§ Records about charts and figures
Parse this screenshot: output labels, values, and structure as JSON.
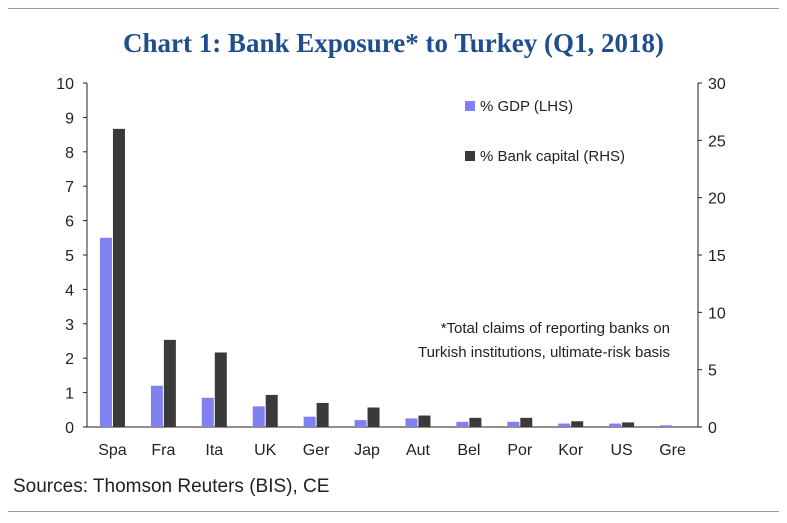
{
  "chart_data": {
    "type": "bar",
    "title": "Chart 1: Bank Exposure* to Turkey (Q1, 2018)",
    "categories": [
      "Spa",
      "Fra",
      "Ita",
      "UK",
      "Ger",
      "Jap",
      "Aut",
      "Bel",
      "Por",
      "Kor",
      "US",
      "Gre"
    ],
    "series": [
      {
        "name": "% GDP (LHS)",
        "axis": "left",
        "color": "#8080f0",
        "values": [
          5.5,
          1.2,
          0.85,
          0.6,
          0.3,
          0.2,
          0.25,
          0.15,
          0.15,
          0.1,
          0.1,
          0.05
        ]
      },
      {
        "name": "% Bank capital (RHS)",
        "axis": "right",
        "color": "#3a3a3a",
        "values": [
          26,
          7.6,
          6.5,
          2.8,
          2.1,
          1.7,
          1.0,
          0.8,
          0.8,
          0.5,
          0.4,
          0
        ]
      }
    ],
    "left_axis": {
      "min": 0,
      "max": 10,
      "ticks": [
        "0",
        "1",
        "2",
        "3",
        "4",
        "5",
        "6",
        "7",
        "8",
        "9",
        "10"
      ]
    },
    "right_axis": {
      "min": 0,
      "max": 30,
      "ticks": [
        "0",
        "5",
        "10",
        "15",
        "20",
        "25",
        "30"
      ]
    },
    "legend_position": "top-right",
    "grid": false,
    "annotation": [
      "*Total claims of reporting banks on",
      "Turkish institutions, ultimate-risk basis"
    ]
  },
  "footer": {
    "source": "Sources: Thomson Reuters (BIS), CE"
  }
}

---

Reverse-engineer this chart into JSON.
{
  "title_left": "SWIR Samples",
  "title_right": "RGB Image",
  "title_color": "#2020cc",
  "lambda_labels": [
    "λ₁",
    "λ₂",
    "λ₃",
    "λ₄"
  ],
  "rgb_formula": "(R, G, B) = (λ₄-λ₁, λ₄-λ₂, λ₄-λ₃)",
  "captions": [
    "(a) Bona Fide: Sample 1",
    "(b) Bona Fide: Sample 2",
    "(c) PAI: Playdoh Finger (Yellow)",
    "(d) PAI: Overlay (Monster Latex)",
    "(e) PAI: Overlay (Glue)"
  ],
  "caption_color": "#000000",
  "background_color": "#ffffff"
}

---

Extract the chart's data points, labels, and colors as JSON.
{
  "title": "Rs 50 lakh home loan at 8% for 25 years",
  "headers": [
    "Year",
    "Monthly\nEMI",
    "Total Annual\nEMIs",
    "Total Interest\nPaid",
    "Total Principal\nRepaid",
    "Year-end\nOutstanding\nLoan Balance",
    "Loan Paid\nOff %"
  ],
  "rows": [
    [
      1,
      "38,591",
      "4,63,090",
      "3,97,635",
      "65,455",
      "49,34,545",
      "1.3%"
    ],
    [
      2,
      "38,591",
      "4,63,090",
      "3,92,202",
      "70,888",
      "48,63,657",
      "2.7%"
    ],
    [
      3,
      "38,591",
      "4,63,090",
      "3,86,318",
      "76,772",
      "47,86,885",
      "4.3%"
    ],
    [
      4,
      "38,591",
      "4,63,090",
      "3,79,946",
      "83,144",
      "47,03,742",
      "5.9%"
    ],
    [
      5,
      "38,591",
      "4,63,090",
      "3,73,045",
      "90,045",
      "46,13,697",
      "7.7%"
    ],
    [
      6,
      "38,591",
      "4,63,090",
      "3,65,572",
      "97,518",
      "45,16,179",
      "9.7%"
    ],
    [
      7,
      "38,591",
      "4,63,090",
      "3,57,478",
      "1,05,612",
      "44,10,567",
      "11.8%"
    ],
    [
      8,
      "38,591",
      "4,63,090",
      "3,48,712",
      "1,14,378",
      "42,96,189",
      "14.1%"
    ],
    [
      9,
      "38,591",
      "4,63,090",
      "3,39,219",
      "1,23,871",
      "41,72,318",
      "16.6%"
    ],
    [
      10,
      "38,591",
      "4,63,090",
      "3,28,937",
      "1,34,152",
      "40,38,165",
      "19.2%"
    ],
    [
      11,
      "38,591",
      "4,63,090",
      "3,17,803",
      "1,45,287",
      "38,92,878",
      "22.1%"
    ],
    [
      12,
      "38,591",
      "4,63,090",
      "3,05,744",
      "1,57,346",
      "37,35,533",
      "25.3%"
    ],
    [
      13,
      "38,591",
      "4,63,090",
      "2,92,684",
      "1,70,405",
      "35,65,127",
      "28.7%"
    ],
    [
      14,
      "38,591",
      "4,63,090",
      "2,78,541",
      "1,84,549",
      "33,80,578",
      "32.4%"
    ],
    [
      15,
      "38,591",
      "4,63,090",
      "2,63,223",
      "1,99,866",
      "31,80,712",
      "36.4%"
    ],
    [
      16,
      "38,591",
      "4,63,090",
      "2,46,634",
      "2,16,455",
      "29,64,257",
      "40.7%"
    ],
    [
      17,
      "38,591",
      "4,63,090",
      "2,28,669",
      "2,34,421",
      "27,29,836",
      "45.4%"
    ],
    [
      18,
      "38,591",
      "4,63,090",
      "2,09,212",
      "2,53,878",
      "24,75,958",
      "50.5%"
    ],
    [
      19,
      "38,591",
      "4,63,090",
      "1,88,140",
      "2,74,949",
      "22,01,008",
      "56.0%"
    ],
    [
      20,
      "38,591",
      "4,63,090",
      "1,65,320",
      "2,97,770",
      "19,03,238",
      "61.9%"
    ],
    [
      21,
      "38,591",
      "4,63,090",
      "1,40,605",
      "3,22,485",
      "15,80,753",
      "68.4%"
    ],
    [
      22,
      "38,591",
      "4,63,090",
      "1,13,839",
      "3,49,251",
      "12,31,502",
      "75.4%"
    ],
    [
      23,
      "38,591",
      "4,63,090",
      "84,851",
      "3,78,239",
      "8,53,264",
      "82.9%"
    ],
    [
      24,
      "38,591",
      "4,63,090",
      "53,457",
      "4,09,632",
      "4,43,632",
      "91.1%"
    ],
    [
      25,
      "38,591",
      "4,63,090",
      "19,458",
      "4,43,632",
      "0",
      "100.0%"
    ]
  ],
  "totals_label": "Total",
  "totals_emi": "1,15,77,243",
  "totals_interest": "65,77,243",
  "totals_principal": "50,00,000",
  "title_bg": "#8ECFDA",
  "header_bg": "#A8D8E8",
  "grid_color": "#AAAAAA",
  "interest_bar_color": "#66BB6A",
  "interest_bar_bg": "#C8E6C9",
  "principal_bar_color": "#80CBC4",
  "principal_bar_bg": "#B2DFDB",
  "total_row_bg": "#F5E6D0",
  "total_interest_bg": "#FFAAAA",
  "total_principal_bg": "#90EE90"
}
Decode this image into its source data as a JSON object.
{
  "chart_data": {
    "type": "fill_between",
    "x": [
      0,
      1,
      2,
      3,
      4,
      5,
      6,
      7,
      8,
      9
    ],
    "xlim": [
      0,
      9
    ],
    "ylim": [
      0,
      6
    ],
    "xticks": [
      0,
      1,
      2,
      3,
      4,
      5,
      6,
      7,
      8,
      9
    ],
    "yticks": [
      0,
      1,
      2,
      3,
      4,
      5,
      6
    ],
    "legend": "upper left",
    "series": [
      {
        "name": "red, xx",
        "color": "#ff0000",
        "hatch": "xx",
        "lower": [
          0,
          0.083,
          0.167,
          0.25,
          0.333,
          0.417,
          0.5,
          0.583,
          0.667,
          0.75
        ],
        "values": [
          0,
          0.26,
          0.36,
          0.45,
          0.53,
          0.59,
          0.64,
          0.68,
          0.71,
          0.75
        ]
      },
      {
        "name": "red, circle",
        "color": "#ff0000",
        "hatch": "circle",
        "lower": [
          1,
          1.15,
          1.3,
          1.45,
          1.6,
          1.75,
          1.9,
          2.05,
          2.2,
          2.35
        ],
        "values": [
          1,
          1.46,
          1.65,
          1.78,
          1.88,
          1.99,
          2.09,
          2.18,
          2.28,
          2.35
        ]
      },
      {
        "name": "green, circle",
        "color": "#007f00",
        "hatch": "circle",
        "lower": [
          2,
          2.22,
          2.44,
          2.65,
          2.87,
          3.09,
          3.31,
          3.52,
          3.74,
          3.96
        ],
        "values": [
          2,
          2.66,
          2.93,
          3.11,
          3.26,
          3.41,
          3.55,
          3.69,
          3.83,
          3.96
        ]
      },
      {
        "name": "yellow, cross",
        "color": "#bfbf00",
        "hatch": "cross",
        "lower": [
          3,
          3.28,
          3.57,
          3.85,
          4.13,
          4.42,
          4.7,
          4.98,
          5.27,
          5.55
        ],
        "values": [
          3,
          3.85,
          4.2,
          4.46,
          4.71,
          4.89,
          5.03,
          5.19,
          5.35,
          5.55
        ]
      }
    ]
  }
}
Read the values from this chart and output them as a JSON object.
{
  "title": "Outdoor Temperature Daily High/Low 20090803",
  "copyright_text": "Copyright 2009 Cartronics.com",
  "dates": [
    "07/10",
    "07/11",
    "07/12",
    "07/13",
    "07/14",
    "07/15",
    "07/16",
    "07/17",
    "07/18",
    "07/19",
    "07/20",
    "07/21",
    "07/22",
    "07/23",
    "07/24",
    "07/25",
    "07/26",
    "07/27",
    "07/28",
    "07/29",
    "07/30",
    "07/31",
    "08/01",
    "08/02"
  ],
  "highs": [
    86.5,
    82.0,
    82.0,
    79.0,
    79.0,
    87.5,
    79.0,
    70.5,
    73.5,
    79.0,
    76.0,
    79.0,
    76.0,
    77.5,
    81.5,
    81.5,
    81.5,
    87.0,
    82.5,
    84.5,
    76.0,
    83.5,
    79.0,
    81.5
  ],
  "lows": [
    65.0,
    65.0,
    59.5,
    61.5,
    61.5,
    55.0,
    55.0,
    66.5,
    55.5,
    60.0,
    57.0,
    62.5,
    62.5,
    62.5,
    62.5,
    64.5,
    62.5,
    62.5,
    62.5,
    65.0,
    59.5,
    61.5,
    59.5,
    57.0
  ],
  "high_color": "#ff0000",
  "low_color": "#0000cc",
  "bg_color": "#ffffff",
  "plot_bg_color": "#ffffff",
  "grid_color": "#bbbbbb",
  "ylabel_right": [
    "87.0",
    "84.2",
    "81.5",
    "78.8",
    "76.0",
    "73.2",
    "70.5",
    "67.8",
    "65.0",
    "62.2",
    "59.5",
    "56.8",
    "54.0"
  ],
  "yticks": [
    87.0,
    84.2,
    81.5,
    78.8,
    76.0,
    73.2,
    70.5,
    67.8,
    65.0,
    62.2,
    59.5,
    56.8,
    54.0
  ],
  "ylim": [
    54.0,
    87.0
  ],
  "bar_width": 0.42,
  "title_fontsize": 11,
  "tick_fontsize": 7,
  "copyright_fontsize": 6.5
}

§ The problem
Go through the records and gather the lines that hold "Fide".

§ Final result
    "(a) Bona Fide: Sample 1",
    "(b) Bona Fide: Sample 2",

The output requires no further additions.